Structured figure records
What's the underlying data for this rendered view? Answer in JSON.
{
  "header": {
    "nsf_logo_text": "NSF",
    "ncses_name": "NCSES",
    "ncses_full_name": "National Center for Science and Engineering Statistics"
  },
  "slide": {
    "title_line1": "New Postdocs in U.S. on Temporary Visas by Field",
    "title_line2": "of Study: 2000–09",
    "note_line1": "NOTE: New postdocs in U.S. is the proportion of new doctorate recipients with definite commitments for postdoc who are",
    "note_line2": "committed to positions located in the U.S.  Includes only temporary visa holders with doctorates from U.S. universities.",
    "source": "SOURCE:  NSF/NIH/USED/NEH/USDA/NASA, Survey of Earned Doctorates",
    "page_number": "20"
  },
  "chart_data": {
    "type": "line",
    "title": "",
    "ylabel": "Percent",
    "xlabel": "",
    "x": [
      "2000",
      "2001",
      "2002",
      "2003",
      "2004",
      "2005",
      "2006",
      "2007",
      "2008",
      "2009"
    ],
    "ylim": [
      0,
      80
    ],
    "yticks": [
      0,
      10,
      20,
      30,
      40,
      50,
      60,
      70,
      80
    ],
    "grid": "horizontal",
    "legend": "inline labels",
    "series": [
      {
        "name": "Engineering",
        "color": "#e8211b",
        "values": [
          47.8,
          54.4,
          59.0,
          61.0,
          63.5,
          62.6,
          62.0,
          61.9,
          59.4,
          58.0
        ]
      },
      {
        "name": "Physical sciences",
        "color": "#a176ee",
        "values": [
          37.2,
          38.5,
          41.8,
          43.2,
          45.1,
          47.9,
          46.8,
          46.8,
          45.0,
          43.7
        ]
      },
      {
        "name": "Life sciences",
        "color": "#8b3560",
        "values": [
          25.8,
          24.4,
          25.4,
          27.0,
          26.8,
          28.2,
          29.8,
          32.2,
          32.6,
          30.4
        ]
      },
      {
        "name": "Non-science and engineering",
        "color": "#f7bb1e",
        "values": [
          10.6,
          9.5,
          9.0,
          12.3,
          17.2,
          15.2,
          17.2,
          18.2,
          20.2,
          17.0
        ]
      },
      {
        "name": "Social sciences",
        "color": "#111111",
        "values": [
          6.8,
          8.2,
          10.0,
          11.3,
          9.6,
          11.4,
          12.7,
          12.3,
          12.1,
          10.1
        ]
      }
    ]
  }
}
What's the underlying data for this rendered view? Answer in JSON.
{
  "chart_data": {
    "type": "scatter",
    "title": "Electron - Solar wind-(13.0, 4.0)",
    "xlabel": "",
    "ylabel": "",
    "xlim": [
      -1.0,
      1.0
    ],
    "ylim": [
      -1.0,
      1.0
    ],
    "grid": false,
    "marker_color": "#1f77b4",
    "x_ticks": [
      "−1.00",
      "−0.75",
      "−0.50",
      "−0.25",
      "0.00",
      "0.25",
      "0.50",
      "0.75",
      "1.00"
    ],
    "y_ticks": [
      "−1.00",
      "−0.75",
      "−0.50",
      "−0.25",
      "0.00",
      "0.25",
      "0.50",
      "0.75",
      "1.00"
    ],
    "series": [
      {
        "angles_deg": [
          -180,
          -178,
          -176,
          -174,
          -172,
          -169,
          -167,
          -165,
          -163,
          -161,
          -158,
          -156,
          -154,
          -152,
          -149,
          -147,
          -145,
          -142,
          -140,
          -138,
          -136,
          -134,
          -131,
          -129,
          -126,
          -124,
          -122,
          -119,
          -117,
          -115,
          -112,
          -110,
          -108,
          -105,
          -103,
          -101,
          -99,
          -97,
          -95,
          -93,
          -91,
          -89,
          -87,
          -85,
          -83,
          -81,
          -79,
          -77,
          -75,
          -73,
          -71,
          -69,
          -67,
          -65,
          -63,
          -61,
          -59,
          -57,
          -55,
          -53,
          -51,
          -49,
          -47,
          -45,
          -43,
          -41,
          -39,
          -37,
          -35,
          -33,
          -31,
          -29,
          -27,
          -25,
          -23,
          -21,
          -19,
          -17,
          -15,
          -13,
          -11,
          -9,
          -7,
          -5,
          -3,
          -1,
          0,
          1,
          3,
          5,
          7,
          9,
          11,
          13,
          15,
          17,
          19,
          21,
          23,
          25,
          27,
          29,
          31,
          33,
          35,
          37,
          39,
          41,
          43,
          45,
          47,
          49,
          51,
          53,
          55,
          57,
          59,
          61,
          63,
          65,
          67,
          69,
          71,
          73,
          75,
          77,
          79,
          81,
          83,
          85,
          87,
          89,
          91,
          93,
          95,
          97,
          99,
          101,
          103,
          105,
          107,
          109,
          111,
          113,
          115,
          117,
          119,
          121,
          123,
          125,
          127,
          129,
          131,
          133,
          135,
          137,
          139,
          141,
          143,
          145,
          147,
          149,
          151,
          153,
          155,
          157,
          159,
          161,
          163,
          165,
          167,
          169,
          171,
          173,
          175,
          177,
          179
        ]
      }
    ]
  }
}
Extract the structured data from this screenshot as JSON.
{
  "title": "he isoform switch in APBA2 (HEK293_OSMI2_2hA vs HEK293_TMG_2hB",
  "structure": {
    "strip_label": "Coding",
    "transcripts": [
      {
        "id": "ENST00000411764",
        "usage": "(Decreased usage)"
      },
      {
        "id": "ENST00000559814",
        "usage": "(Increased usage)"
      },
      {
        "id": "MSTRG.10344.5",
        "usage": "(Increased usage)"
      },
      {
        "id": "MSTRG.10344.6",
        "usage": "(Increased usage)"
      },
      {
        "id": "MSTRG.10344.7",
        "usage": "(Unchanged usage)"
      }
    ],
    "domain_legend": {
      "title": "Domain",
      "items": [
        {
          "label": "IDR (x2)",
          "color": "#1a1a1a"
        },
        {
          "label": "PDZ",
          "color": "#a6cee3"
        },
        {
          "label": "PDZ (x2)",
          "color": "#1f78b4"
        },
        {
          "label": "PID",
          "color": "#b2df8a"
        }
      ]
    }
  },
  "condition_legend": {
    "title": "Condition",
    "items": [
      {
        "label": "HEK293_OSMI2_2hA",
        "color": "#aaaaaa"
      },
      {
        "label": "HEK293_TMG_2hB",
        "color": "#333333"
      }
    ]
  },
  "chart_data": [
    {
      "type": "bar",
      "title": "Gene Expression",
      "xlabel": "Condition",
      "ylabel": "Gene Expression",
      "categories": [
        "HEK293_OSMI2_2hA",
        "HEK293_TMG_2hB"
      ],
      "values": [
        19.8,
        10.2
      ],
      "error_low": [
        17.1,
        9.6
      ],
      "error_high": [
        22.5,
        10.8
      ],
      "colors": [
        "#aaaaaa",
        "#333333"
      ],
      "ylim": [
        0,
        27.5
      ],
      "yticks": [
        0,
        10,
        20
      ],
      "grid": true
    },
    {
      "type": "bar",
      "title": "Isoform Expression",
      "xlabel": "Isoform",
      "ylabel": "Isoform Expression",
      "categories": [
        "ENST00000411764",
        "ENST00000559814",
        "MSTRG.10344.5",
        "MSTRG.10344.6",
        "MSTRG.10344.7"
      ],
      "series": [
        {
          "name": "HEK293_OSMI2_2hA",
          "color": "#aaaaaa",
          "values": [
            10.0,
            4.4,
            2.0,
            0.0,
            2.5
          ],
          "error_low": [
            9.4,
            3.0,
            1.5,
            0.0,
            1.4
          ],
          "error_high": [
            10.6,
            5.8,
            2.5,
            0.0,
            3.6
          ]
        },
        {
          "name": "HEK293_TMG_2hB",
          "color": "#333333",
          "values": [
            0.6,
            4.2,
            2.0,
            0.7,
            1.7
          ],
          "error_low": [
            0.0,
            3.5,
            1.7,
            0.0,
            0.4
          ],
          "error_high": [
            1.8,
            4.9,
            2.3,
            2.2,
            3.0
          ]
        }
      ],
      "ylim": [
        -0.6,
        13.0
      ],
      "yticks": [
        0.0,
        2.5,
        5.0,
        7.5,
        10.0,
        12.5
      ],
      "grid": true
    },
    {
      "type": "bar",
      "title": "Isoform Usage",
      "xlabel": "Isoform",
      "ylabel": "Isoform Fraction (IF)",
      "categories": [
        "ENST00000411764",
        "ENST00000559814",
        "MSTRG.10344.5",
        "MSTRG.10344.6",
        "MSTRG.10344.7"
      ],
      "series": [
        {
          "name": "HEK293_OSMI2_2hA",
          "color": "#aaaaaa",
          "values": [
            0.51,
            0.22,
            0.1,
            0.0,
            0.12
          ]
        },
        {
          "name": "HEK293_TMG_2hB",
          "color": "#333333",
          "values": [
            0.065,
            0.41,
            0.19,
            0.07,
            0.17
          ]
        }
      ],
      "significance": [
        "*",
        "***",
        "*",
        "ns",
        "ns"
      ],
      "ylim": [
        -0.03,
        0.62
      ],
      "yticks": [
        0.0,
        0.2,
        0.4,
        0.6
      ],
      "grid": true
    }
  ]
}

» **INSTRUCTIONS FOR THE TASK**
Select and copy every line of the listing with the word "aaaaaa".

» **REPLY**
        "color": "#aaaaaa"
        "#aaaaaa",
          "color": "#aaaaaa",
          "color": "#aaaaaa",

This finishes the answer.